- **Instructions to follow**
Identify the lines that contain the string "Наименование", then copy each of them.

(Data excerpts)
────────────────────

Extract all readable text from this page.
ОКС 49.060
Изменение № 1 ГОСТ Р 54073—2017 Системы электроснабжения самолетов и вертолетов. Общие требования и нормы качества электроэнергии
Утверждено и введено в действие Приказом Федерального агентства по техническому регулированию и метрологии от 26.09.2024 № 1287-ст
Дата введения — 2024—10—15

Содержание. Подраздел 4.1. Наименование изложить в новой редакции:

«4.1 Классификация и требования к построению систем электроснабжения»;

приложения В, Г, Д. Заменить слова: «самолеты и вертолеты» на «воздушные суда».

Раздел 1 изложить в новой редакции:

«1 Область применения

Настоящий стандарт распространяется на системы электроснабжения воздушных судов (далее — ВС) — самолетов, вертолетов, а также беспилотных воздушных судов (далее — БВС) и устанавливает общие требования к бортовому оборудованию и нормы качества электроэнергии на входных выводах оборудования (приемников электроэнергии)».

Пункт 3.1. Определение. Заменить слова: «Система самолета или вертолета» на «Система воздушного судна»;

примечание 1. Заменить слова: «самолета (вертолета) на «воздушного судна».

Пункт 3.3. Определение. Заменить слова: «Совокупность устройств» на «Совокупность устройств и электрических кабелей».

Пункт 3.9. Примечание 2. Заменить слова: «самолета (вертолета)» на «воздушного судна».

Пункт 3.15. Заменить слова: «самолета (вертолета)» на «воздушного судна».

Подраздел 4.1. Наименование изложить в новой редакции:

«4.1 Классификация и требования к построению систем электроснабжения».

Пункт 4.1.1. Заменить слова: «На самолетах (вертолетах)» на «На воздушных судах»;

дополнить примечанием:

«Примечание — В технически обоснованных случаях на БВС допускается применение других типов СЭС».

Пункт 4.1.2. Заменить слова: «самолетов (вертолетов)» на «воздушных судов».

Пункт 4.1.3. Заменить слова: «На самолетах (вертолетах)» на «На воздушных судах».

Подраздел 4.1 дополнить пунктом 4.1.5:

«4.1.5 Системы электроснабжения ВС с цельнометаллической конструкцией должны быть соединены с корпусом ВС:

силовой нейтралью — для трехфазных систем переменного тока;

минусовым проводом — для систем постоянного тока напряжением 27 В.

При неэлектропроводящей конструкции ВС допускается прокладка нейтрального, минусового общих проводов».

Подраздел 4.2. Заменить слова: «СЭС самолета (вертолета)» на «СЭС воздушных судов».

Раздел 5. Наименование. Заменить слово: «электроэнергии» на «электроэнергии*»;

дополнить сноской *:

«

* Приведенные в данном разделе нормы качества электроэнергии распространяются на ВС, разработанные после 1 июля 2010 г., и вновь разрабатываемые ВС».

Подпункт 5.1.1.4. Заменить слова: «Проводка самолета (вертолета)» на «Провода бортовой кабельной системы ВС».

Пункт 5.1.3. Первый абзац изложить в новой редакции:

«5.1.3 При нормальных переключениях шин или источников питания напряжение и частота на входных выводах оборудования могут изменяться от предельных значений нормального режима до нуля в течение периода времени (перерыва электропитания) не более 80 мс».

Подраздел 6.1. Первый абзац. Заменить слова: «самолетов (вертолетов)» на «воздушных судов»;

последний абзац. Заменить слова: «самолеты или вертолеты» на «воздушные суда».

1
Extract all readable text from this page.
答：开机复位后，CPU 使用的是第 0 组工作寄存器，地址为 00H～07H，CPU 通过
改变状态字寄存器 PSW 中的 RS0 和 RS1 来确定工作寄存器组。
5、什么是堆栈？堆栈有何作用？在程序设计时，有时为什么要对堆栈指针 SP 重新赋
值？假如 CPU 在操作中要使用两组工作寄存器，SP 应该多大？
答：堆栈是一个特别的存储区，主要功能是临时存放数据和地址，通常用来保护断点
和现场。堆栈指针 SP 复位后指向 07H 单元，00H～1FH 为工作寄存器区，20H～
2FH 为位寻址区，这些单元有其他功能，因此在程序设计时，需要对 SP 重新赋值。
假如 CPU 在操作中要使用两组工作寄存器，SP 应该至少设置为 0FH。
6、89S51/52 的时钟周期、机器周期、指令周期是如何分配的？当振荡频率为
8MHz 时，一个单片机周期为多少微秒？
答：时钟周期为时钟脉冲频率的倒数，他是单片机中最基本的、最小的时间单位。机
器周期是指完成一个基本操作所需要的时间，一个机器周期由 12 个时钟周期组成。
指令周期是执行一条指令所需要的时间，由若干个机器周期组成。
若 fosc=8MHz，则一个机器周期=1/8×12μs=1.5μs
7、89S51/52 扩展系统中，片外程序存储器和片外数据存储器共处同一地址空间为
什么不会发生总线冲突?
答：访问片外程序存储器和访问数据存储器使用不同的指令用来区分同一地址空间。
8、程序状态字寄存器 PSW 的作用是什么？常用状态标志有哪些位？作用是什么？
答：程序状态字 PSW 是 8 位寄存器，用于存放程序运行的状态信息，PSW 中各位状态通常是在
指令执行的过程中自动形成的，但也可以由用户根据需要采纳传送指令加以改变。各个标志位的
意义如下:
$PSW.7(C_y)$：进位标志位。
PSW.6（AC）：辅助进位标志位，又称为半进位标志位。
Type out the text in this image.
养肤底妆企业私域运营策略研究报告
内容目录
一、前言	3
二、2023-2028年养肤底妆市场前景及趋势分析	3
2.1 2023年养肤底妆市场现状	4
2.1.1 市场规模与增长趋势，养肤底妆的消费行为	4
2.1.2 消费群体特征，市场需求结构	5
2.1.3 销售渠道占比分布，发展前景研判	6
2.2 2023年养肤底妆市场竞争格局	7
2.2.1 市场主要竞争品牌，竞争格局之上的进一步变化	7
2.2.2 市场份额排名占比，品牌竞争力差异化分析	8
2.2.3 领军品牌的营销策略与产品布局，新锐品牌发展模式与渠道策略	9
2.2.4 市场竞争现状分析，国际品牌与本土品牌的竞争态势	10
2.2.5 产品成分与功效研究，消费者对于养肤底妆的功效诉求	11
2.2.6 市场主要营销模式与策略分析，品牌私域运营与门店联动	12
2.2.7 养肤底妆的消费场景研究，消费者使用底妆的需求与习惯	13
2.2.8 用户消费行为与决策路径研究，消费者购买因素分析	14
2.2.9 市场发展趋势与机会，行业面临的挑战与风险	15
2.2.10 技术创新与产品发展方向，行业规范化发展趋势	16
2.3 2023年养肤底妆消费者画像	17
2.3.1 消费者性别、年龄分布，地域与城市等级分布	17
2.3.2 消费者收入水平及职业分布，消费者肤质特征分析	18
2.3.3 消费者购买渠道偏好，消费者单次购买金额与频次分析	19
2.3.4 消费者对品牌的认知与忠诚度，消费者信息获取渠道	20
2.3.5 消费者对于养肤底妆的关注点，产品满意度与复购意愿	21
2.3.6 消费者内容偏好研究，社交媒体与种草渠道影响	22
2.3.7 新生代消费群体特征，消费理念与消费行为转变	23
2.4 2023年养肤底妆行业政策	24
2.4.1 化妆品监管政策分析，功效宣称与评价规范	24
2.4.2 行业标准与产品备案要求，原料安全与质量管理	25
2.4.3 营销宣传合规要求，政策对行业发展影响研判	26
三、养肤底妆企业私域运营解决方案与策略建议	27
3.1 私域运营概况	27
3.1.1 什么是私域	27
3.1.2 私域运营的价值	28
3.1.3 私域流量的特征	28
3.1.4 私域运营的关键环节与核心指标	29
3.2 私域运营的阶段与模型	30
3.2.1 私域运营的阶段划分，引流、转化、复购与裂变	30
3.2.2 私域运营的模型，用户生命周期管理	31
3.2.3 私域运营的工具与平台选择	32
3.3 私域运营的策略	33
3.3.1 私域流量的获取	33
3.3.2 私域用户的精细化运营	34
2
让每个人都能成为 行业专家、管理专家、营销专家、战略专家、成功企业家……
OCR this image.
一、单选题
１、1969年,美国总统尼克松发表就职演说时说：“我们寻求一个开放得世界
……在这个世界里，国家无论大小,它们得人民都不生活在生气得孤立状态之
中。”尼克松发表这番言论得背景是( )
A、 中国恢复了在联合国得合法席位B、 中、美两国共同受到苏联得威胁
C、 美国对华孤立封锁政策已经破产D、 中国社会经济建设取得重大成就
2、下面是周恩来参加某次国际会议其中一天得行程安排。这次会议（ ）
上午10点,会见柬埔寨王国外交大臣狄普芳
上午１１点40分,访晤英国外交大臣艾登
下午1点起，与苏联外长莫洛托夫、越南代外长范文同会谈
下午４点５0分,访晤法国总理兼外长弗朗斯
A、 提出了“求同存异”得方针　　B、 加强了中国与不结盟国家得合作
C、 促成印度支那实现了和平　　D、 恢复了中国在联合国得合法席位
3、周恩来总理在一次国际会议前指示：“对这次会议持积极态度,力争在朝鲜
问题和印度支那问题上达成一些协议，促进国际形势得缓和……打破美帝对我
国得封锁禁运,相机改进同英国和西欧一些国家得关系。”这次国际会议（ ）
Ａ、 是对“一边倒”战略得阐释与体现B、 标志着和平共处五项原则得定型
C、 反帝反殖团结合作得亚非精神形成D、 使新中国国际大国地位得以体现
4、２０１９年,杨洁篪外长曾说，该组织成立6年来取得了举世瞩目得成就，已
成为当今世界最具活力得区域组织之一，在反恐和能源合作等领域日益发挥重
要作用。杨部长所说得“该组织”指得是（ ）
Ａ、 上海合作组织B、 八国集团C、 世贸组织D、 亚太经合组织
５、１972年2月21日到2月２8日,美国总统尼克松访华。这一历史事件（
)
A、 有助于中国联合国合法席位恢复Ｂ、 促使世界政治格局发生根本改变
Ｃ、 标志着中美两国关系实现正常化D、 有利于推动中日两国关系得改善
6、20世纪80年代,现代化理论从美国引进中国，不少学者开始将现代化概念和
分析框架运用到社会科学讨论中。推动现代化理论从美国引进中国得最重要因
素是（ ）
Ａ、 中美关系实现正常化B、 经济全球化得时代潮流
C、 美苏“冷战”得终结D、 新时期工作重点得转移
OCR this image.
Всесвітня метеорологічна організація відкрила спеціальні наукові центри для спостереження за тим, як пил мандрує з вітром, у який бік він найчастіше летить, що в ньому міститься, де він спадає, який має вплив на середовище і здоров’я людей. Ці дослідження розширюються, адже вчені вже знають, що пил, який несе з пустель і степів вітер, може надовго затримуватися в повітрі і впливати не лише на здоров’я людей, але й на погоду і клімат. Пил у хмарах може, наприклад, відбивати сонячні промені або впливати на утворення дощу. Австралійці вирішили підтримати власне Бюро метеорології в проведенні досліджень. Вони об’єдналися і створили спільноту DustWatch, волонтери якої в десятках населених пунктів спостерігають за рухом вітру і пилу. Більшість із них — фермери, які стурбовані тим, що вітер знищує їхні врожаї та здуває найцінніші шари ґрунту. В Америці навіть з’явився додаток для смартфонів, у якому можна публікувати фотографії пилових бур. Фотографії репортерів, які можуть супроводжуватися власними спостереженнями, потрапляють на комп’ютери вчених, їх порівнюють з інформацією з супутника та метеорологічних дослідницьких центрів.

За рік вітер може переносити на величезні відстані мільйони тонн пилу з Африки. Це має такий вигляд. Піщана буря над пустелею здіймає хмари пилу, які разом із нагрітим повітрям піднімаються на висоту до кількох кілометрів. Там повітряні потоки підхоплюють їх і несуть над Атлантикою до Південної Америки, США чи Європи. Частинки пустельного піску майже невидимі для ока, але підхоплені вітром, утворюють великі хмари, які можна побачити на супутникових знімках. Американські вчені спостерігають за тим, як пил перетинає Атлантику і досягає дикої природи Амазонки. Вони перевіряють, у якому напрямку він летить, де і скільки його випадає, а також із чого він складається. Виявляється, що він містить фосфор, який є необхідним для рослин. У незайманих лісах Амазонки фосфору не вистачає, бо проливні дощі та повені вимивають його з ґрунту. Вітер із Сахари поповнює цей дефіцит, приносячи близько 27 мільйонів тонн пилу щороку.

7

────────────────────

- **Output below**
Содержание. Подраздел 4.1. Наименование изложить в новой редакции:
Подраздел 4.1. Наименование изложить в новой редакции:
Раздел 5. Наименование. Заменить слово: «электроэнергии» на «электроэнергии*»;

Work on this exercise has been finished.